# Задание
Выпишите без изменений фрагмент текста об Ап. Григорьеве и Н. Н. Страхове от слов «Построения Ап. Григорьева» до слов «Н. Н. Страхову.» включительно.

# Текст для анализа
..............................
Построения Ап. Григорьева намечают высшую точку в развитии эстетического гуманизма в русской мысли. Как истинный романтик, Григорьев верит в существенное единство красоты и добра, искусства и нравственности,[1085] — но в этой позиции и религиозное сознание (для многих русских мыслителей) не расходится с секулярным сознанием. Высшая ценность искусства, его «теургическая» функция (см. дальше у Достоевского, см. также выше у Гоголя) признается обоими враждующими направлениями русской мысли, — но, конечно, смысл этого возвеличения красоты у них разный. Григорьев же больше всего внес в русскую мысль не своим романтизмом, не преклонением перед искусством, а философией «почвенности», исканием «непосредственности» через восстановление «органической цельности» в созерцании мира и в историческом творчестве.
Переходим к Н. Н. Страхову.
4. Николай Николаевич Страхов[1086] (1828–1896) родился в семье священника, учился в духовной семинарии, по окончании которой поступил в Петербургский Университет на физико-математический факультет. За недостатком средств, не мог окончить университетского курса и перешел в Педагогический Институт. По окончании его (. 1851-ый год) занялся преподаванием естественных наук (сначала в Одессе. потом в Петербурге), но в 1861-ом году бросил преподавательскую работу и целиком отдался журнальной и литературной деятельности. На этом пути близко сошелся с Достоевским, как постоянный сотрудник в журналах, которые издавал последний: несколько позже Страхов. стал горячим поклонником Л. Н. Толстого, близким другом которого оставался до конца жизни. Как свидетельствует интереснейшая переписка Страхова с Толстым, он несомненно находился под влиянием последнего. В 1873 г. Страхов снова стал служить — сначала в Публичной Библиотеке, а потом в Ученом Комитете при Министерстве Народного Просвещения.
..............................
# Фрагменты данных
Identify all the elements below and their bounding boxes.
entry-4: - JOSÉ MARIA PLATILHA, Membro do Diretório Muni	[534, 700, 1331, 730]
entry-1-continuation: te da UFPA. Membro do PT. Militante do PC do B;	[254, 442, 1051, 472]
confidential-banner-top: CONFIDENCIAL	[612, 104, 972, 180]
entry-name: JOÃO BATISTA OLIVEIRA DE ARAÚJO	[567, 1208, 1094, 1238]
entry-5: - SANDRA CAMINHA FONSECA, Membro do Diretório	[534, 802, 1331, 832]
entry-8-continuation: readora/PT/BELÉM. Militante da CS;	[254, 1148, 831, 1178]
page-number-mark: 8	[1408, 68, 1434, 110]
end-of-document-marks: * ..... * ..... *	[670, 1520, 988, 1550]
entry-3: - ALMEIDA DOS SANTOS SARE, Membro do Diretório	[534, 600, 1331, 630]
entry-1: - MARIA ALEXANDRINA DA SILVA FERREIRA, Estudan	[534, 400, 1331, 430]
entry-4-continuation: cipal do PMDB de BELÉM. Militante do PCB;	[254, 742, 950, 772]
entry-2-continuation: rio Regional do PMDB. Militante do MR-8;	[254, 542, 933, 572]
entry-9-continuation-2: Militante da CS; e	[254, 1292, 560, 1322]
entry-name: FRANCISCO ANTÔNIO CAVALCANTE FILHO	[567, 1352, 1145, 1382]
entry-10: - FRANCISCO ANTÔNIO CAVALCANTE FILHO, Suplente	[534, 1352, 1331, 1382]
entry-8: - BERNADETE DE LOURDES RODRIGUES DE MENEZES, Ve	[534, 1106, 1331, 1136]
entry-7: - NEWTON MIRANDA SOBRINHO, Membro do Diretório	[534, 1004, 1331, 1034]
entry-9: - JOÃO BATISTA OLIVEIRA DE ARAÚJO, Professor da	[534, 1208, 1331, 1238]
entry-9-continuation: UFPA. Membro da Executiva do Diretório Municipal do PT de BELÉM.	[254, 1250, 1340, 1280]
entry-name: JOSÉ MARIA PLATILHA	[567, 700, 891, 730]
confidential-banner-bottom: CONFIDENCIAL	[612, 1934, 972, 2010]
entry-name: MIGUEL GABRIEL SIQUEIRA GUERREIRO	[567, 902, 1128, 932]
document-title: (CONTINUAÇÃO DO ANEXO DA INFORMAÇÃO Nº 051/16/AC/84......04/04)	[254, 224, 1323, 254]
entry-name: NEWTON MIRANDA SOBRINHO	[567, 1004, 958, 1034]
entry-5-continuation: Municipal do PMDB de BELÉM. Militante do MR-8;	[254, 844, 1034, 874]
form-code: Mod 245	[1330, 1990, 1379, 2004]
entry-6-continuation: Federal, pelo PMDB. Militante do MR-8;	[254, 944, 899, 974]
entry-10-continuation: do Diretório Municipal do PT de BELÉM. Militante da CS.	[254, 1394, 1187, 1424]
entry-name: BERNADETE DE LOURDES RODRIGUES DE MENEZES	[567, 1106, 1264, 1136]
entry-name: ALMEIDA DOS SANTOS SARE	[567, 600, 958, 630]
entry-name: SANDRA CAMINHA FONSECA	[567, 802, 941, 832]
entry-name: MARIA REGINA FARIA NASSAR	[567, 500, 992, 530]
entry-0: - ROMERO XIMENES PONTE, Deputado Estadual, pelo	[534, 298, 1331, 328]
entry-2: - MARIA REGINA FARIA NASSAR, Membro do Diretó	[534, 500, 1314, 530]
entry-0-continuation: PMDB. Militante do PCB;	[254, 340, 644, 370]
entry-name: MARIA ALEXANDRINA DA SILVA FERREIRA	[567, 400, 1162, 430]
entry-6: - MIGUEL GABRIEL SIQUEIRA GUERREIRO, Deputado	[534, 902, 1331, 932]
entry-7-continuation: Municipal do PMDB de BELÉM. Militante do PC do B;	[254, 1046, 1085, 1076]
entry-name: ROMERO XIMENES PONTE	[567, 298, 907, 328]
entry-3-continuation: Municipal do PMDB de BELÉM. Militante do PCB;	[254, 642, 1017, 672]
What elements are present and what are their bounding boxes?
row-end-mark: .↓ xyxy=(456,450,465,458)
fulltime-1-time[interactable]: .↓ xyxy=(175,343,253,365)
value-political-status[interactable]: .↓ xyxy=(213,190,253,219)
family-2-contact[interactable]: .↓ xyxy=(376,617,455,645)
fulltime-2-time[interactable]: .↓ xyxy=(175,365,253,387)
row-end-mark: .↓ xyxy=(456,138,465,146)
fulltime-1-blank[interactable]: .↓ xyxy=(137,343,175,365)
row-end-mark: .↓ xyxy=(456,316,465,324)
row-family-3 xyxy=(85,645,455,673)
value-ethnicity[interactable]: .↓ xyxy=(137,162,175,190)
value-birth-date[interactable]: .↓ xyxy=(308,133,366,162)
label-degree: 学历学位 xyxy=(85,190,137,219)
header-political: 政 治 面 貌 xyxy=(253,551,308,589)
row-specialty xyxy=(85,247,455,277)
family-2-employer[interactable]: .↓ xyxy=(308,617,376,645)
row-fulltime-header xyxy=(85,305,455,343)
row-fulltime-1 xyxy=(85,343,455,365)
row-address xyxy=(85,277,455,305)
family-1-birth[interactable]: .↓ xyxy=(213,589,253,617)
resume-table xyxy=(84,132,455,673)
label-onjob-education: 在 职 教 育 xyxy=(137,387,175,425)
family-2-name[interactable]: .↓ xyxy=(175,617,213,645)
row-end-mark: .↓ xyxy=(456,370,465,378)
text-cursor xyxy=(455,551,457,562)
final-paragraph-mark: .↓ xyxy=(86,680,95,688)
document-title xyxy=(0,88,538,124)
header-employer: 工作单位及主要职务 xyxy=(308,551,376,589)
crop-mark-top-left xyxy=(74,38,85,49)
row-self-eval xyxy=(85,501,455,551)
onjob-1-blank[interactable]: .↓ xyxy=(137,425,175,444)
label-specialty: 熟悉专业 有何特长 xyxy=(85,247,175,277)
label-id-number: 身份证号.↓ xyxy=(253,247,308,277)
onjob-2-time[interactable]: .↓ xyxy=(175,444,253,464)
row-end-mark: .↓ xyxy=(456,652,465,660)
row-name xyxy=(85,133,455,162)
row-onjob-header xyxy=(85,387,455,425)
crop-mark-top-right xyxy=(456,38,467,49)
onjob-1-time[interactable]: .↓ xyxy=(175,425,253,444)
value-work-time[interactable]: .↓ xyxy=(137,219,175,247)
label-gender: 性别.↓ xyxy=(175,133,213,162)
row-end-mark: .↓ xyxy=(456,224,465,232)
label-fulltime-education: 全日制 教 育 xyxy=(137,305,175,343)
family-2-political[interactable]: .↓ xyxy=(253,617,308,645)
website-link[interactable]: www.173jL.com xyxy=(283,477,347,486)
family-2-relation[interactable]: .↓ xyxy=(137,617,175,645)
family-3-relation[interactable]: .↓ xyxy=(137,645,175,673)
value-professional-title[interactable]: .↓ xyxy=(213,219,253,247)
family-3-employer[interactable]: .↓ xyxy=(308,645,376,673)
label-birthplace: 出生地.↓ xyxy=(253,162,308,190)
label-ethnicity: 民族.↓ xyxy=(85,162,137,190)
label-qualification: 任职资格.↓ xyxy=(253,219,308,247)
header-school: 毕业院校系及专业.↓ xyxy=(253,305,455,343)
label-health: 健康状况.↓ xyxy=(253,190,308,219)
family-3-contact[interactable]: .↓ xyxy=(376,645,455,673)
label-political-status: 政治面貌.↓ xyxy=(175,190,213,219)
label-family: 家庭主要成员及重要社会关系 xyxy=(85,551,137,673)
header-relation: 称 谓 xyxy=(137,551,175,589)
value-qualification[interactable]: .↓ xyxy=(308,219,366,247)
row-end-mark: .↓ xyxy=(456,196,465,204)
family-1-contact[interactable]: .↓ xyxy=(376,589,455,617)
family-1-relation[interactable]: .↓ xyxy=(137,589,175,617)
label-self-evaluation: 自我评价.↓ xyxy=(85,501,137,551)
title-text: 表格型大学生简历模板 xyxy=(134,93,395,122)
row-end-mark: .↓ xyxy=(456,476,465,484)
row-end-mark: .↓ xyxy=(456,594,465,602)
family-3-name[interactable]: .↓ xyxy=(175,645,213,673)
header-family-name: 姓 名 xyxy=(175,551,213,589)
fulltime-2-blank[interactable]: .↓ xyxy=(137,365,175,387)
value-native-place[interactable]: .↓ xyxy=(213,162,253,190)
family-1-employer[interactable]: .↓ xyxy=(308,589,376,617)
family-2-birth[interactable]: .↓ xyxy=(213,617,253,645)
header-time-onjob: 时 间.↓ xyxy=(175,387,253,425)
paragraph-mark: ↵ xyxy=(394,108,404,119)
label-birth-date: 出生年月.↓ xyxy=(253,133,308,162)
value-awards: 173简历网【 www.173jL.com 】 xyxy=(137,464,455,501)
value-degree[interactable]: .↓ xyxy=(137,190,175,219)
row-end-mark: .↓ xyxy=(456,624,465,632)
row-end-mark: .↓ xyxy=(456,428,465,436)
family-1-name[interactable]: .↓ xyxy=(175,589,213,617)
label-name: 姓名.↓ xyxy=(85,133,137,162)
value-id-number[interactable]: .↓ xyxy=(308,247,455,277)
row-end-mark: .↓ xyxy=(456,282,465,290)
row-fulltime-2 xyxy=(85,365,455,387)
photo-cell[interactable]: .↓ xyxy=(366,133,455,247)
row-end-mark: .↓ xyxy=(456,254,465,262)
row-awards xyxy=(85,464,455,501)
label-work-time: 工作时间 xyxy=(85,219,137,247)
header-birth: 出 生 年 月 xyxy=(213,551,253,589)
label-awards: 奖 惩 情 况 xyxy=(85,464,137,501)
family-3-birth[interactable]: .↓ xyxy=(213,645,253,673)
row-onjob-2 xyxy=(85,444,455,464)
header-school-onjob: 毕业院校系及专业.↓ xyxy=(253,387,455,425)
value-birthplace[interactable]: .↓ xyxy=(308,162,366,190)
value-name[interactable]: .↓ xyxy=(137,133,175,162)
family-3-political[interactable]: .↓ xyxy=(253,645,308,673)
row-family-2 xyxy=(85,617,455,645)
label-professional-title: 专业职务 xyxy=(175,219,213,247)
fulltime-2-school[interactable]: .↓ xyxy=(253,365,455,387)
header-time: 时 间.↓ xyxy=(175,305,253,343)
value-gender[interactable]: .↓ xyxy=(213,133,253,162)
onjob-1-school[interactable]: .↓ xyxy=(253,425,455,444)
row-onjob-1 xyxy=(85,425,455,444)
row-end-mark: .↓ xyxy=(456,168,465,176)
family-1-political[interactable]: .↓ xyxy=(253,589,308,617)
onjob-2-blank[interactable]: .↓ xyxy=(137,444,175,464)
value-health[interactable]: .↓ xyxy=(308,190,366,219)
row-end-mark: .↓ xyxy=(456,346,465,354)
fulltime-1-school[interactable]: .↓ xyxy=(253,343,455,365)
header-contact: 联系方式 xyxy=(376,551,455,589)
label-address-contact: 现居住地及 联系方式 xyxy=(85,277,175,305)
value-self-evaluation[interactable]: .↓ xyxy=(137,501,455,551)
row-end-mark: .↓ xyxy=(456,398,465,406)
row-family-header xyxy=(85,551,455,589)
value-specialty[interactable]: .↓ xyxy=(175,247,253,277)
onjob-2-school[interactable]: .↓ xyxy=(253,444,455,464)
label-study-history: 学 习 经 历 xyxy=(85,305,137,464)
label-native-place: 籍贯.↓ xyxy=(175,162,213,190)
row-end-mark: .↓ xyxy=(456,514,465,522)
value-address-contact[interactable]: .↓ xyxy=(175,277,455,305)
..............................
# Ответ
Построения Ап. Григорьева намечают высшую точку в развитии эстетического гуманизма в русской мысли. Как истинный романтик, Григорьев верит в существенное единство красоты и добра, искусства и нравственности,[1085] — но в этой позиции и религиозное сознание (для многих русских мыслителей) не расходится с секулярным сознанием. Высшая ценность искусства, его «теургическая» функция (см. дальше у Достоевского, см. также выше у Гоголя) признается обоими враждующими направлениями русской мысли, — но, конечно, смысл этого возвеличения красоты у них разный. Григорьев же больше всего внес в русскую мысль не своим романтизмом, не преклонением перед искусством, а философией «почвенности», исканием «непосредственности» через восстановление «органической цельности» в созерцании мира и в историческом творчестве.
Переходим к Н. Н. Страхову.